Extract every line that contains the string "phản".

########

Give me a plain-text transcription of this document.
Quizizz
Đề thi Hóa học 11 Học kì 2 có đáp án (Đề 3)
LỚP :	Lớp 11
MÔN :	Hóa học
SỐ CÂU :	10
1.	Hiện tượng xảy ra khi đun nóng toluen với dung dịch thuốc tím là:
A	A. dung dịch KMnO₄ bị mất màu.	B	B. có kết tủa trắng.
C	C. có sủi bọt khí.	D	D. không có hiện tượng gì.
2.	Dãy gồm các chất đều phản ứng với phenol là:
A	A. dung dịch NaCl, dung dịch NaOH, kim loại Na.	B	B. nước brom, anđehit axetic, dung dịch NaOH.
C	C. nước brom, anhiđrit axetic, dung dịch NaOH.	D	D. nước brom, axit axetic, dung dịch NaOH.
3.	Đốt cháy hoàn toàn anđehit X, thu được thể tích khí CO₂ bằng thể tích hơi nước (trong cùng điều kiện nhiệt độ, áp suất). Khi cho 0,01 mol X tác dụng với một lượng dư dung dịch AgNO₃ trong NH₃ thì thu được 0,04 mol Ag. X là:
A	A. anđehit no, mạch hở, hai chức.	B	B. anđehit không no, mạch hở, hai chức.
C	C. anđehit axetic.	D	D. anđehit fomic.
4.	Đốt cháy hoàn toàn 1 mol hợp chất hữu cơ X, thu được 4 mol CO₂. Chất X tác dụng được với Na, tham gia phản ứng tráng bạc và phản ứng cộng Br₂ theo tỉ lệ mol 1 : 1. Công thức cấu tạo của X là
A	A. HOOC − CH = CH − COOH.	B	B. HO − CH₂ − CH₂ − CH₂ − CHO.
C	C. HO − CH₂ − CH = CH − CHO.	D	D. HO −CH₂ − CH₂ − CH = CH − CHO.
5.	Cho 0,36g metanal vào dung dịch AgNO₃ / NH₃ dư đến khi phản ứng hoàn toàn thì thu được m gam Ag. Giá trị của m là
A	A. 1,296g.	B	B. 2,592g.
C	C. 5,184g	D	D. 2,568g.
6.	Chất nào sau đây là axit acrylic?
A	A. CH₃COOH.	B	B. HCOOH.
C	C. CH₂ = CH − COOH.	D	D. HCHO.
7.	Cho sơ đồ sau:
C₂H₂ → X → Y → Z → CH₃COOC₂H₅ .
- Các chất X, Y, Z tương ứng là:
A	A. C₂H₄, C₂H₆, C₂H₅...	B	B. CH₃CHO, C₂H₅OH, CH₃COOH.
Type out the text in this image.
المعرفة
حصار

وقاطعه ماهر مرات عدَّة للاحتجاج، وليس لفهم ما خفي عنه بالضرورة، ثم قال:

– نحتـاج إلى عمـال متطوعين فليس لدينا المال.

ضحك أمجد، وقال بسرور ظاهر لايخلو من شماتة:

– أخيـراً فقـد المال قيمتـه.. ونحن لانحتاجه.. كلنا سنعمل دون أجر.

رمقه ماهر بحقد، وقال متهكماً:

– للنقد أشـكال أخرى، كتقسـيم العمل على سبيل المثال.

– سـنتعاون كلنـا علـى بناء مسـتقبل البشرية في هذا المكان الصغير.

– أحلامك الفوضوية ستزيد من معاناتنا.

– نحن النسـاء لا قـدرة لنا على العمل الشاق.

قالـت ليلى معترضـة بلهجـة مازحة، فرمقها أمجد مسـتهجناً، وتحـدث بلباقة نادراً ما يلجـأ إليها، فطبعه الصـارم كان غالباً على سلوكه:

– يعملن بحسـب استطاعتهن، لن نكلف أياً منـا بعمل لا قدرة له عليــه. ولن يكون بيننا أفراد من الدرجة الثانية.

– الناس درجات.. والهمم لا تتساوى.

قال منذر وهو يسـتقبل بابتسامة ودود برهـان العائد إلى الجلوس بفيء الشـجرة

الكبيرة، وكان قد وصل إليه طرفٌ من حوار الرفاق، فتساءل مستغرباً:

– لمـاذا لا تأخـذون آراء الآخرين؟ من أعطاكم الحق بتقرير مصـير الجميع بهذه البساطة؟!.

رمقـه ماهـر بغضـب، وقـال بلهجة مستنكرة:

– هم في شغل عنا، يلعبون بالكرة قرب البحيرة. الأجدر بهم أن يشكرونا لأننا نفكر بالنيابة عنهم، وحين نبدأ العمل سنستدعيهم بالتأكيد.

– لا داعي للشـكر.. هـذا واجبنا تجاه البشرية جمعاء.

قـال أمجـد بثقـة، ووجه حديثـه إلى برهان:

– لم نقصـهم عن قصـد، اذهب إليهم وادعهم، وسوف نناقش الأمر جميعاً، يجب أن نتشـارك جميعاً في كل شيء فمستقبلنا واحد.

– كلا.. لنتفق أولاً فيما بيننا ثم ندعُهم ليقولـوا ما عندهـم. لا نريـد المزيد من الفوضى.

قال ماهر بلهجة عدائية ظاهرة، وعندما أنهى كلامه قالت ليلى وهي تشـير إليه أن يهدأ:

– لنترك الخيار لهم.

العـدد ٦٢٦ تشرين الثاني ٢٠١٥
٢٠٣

########

## Result of the exercise
2.	Dãy gồm các chất đều phản ứng với phenol là:
4.	Đốt cháy hoàn toàn 1 mol hợp chất hữu cơ X, thu được 4 mol CO₂. Chất X tác dụng được với Na, tham gia phản ứng tráng bạc và phản ứng cộng Br₂ theo tỉ lệ mol 1 : 1. Công thức cấu tạo của X là
5.	Cho 0,36g metanal vào dung dịch AgNO₃ / NH₃ dư đến khi phản ứng hoàn toàn thì thu được m gam Ag. Giá trị của m là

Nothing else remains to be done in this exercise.